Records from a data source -
────────────────────

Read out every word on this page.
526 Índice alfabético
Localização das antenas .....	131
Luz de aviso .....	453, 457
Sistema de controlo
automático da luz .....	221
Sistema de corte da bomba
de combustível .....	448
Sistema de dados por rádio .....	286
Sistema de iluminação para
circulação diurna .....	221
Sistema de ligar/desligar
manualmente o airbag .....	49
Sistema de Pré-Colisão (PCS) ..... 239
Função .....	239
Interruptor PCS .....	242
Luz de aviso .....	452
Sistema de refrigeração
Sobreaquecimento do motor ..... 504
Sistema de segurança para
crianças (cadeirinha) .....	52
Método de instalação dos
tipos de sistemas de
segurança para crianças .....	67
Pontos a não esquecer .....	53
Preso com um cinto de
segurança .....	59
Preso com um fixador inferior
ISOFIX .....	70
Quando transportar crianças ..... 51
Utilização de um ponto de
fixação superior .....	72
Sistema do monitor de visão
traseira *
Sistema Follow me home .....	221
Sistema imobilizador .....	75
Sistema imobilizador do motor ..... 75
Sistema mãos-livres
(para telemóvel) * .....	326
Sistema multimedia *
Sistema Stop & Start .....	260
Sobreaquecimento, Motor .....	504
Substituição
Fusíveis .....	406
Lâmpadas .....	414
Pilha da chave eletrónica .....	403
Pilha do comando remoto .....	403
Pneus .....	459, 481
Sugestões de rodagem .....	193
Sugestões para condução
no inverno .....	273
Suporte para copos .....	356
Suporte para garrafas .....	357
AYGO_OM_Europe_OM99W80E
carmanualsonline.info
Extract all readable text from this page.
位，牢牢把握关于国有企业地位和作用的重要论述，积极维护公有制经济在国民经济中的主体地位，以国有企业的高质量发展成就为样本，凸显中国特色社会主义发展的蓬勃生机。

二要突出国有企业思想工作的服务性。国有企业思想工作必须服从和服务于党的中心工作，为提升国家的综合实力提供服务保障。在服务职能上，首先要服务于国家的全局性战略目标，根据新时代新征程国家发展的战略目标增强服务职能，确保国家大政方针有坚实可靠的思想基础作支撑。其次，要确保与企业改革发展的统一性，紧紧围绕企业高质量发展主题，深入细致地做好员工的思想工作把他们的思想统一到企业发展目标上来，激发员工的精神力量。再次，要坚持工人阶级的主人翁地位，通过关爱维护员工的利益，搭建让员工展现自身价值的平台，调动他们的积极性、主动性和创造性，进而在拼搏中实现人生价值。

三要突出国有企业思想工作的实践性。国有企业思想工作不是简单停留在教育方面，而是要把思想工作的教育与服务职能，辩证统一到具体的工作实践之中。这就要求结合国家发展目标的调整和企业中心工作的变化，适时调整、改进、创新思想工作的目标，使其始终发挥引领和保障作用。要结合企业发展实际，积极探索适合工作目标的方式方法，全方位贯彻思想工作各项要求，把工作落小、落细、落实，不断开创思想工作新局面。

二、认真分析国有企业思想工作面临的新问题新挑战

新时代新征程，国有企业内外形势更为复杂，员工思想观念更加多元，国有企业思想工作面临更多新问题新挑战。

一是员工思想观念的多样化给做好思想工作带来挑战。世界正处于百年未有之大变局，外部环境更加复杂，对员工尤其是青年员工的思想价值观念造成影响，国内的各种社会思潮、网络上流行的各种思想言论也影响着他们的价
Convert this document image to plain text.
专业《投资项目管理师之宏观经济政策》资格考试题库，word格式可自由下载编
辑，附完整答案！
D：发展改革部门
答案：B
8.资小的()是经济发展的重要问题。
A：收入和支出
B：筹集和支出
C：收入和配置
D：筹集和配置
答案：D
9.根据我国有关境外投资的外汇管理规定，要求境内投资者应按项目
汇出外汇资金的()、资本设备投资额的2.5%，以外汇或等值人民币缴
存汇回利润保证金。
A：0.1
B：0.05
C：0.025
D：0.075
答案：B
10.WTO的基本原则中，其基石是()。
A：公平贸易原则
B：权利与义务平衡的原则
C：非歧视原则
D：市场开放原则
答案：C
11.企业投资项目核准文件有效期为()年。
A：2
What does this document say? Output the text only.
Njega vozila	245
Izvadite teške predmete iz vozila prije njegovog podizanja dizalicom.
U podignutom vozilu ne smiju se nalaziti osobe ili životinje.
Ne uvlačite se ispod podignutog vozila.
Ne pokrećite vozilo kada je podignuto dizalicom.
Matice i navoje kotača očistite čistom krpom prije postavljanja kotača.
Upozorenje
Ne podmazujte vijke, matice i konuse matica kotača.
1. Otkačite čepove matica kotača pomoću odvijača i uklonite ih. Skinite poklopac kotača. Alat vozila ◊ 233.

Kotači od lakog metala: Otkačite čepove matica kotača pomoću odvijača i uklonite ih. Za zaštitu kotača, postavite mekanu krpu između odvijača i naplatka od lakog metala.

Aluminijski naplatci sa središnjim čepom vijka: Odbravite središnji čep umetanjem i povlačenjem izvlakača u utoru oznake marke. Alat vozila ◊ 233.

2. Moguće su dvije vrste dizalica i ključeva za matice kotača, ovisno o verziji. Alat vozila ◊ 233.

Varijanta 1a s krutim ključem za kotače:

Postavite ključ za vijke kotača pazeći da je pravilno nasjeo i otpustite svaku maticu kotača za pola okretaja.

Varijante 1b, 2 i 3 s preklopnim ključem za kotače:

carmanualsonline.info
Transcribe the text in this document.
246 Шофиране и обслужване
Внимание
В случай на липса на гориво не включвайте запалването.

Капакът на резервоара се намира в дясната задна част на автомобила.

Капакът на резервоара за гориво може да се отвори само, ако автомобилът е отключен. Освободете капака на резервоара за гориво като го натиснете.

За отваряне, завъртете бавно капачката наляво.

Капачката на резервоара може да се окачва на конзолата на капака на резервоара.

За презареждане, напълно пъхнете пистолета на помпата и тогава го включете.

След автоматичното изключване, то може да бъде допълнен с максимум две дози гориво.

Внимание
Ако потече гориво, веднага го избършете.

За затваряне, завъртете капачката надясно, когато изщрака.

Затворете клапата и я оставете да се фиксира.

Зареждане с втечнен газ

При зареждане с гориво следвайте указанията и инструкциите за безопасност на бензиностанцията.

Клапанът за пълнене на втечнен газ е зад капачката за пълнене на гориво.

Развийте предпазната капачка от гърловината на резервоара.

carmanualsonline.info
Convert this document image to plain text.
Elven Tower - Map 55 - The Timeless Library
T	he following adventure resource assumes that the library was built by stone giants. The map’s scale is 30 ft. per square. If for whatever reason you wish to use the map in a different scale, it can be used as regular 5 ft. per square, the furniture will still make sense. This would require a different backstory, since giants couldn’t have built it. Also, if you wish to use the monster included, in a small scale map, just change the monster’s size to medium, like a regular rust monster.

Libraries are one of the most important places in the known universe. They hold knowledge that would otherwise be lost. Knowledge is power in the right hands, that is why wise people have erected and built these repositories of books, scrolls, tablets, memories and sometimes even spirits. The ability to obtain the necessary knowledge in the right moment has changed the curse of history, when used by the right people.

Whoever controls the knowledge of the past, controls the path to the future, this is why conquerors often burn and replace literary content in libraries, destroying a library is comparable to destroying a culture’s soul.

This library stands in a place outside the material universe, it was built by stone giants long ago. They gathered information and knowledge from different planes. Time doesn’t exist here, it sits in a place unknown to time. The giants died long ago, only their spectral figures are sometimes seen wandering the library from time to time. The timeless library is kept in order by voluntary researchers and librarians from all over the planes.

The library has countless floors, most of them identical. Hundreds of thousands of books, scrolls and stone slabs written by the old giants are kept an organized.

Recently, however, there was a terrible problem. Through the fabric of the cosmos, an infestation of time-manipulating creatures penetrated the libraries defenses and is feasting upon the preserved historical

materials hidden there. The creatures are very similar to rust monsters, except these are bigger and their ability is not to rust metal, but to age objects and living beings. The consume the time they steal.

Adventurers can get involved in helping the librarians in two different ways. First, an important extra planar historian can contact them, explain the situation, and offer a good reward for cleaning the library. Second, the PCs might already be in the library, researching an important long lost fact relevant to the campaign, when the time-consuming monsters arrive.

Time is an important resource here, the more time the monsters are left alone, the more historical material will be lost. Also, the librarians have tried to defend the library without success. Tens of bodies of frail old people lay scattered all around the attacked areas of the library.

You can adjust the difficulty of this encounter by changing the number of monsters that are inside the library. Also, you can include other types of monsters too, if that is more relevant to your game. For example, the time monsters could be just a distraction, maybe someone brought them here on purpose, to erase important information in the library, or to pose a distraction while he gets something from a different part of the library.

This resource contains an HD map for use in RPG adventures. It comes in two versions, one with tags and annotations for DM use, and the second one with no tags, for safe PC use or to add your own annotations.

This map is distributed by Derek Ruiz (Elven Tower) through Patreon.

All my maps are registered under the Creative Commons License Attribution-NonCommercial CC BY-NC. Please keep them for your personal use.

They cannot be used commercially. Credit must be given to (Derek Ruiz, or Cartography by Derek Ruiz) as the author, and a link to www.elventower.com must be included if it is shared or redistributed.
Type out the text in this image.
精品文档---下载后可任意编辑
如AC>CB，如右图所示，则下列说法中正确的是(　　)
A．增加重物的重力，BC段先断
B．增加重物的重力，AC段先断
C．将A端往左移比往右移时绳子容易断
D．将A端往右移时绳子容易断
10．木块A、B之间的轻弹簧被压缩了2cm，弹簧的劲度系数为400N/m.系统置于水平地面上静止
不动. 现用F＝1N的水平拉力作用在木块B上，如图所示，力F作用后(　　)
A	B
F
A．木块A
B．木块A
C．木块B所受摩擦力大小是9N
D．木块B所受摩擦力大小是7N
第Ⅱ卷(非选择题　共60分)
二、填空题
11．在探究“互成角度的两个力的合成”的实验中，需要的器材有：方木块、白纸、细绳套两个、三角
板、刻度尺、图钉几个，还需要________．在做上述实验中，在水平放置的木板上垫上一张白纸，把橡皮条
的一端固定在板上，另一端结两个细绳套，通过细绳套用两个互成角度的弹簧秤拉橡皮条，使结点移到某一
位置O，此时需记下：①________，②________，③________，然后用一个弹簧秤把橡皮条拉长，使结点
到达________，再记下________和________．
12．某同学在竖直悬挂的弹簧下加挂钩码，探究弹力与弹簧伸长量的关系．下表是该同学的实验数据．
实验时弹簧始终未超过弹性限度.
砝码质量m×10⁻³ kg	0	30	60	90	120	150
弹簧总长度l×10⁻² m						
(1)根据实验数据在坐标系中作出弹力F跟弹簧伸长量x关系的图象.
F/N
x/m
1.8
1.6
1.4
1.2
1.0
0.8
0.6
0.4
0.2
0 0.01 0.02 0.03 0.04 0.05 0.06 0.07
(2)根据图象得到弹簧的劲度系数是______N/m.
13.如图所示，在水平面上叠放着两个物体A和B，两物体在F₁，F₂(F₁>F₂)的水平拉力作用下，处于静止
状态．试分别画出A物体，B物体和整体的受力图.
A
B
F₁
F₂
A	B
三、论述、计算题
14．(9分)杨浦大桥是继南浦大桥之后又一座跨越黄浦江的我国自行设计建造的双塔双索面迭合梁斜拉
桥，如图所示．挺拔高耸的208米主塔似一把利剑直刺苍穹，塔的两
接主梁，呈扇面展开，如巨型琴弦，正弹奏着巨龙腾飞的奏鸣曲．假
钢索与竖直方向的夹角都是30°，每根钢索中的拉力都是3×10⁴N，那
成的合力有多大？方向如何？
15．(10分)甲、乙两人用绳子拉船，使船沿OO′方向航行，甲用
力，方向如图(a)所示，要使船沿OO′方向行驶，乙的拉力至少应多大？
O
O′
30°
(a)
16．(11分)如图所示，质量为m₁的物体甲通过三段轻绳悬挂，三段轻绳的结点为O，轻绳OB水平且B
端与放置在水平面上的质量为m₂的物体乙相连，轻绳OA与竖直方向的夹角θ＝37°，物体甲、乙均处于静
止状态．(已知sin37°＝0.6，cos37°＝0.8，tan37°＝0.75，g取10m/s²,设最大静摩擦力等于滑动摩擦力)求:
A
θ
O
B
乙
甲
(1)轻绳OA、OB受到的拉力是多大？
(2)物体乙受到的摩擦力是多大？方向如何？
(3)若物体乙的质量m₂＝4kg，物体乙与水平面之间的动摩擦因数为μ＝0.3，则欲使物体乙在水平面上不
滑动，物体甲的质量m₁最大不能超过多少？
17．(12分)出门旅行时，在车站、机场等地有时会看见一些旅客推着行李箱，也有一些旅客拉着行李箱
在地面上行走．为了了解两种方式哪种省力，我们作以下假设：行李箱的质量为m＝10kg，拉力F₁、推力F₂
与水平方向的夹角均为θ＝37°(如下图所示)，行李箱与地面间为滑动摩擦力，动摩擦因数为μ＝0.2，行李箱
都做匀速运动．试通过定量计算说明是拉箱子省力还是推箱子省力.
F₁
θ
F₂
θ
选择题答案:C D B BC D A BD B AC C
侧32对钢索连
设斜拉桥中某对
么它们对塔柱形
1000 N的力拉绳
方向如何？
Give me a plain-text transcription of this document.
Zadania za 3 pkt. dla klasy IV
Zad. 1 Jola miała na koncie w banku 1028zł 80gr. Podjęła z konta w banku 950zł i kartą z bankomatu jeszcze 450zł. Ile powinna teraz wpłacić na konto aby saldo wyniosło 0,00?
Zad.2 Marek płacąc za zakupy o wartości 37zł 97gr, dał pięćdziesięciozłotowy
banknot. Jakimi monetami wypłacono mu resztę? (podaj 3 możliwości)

────────────────────

TASK STATEMENT - Go back to the data above and please quote exactly, and only, the lines from the line with "Give me a plain-text" through its last line.

FULL OUTPUT -
Give me a plain-text transcription of this document.
Zadania za 3 pkt. dla klasy IV
Zad. 1 Jola miała na koncie w banku 1028zł 80gr. Podjęła z konta w banku 950zł i kartą z bankomatu jeszcze 450zł. Ile powinna teraz wpłacić na konto aby saldo wyniosło 0,00?
Zad.2 Marek płacąc za zakupy o wartości 37zł 97gr, dał pięćdziesięciozłotowy
banknot. Jakimi monetami wypłacono mu resztę? (podaj 3 możliwości)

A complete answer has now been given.